··· Source extract ···

# Miami, one night, March 7



## Karen G (Feb 9, 2014)

Need just one night, March 7.


----------



## b2bailey (Feb 9, 2014)

Is it just a place to sleep for the night -- or do you have time for some fun?
Will you have a car?


----------



## vacationhopeful (Feb 9, 2014)

If Karen wanted some FUN, she would be asking for Ft Lauderdale beach ... that is ALWAYS the biggest week for COLLEGE SPRING BREAK.

It is humorous to watch 21 yo college kids trying to be cool - girls in one group; guys in another.


----------



## chriskre (Feb 9, 2014)

vacationhopeful said:


> If Karen wanted some FUN, she would be asking for Ft Lauderdale beach ... that is ALWAYS the biggest week for COLLEGE SPRING BREAK.
> 
> It is humorous to watch 21 yo college kids trying to be cool - girls in one group; guys in another.



I beg to differ.
Miami is much more fun than Ft. Lauderdale.

···

» **Problems to work on**:
1 - Return everything in the Miami thread from "## Karen G (Feb" down to "have a car?".
2 - Please resume the Miami thread from the point where it stops.
The lines after this thread aren't needed for anything.

··· Information shown ···

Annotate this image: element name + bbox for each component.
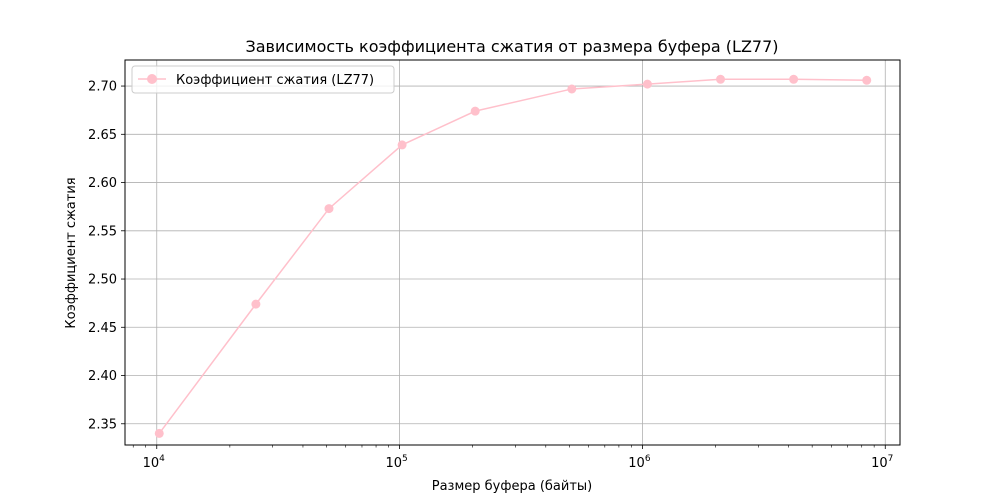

···

» **Task responses**:
1 -
## Karen G (Feb 9, 2014)

Need just one night, March 7.


----------



## b2bailey (Feb 9, 2014)

Is it just a place to sleep for the night -- or do you have time for some fun?
Will you have a car?

2 -
----------



## Karen G (Feb 9, 2014)

b2bailey said:


> Is it just a place to sleep for the night -- or do you have time for some fun?
> Will you have a car?





vacationhopeful said:


> If Karen wanted some FUN, she would be asking for Ft Lauderdale beach ... that is ALWAYS the biggest week for COLLEGE SPRING BREAK.


Well, it is just a place to sleep the night before going on a cruise, but I always like to have some fun!  I didn't realize this particular week was a big spring break week, though.  We won't have a car.


----------



## Karen G (Feb 10, 2014)

Thanks, request fulfilled.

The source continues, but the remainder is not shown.